Task objective
Print the records exactly as given.

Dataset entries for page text

--- --- ---

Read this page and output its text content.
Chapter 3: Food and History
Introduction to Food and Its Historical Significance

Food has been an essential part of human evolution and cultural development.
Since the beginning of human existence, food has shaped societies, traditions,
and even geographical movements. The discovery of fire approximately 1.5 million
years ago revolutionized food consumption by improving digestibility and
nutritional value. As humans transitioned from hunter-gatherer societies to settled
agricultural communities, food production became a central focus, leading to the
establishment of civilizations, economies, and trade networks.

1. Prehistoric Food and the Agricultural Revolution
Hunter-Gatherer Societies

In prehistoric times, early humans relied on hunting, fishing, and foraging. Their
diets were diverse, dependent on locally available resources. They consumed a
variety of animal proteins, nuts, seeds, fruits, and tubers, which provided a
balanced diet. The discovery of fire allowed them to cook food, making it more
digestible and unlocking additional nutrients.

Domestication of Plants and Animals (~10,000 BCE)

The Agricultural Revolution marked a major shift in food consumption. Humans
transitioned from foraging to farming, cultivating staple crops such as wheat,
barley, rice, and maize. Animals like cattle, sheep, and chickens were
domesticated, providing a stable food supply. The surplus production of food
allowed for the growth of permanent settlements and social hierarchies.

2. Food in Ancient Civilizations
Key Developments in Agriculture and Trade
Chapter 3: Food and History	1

--- --- ---

Answer to this task
Read this page and output its text content.
Chapter 3: Food and History
Introduction to Food and Its Historical Significance

Food has been an essential part of human evolution and cultural development.
Since the beginning of human existence, food has shaped societies, traditions,
and even geographical movements. The discovery of fire approximately 1.5 million
years ago revolutionized food consumption by improving digestibility and
nutritional value. As humans transitioned from hunter-gatherer societies to settled
agricultural communities, food production became a central focus, leading to the
establishment of civilizations, economies, and trade networks.

1. Prehistoric Food and the Agricultural Revolution
Hunter-Gatherer Societies

In prehistoric times, early humans relied on hunting, fishing, and foraging. Their
diets were diverse, dependent on locally available resources. They consumed a
variety of animal proteins, nuts, seeds, fruits, and tubers, which provided a
balanced diet. The discovery of fire allowed them to cook food, making it more
digestible and unlocking additional nutrients.

Domestication of Plants and Animals (~10,000 BCE)

The Agricultural Revolution marked a major shift in food consumption. Humans
transitioned from foraging to farming, cultivating staple crops such as wheat,
barley, rice, and maize. Animals like cattle, sheep, and chickens were
domesticated, providing a stable food supply. The surplus production of food
allowed for the growth of permanent settlements and social hierarchies.

2. Food in Ancient Civilizations
Key Developments in Agriculture and Trade
Chapter 3: Food and History	1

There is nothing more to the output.